_Extracted entries_
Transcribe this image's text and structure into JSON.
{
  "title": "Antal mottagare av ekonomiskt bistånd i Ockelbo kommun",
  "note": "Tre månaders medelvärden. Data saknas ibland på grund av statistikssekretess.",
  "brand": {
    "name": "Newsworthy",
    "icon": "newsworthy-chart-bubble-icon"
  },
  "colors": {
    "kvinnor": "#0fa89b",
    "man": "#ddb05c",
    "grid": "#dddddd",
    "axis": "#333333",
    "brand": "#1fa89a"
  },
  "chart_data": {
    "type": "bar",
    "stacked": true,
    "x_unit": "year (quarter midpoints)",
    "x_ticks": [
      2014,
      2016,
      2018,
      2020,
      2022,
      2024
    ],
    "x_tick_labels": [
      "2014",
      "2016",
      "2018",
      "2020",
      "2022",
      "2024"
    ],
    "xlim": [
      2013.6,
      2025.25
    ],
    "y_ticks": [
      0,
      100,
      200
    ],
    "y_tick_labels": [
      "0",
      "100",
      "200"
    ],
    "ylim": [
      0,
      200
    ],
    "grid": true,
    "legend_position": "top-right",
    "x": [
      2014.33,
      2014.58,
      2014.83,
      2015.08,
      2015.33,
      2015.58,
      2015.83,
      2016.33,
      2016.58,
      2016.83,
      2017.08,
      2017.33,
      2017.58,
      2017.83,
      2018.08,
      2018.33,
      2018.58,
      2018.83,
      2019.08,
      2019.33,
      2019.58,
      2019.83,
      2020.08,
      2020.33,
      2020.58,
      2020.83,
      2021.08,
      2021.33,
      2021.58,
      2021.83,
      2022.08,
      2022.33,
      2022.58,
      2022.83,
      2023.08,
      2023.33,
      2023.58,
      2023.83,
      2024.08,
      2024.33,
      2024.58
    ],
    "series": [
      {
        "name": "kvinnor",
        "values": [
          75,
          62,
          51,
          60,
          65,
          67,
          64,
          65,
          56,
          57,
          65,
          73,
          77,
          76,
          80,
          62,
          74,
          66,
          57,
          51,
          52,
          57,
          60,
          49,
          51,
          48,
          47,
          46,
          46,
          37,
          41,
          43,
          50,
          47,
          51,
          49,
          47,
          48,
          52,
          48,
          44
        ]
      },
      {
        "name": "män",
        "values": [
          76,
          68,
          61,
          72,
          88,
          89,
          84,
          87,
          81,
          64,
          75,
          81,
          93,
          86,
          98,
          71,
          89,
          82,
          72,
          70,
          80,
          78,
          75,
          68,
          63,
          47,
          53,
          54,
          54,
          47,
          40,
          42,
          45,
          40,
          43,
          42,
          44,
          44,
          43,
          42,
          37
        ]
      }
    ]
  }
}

_Goal_
Find the string "name" in the listing and return every line that holds it.

_The answer_
    "name": "Newsworthy",
        "name": "kvinnor",
        "name": "män",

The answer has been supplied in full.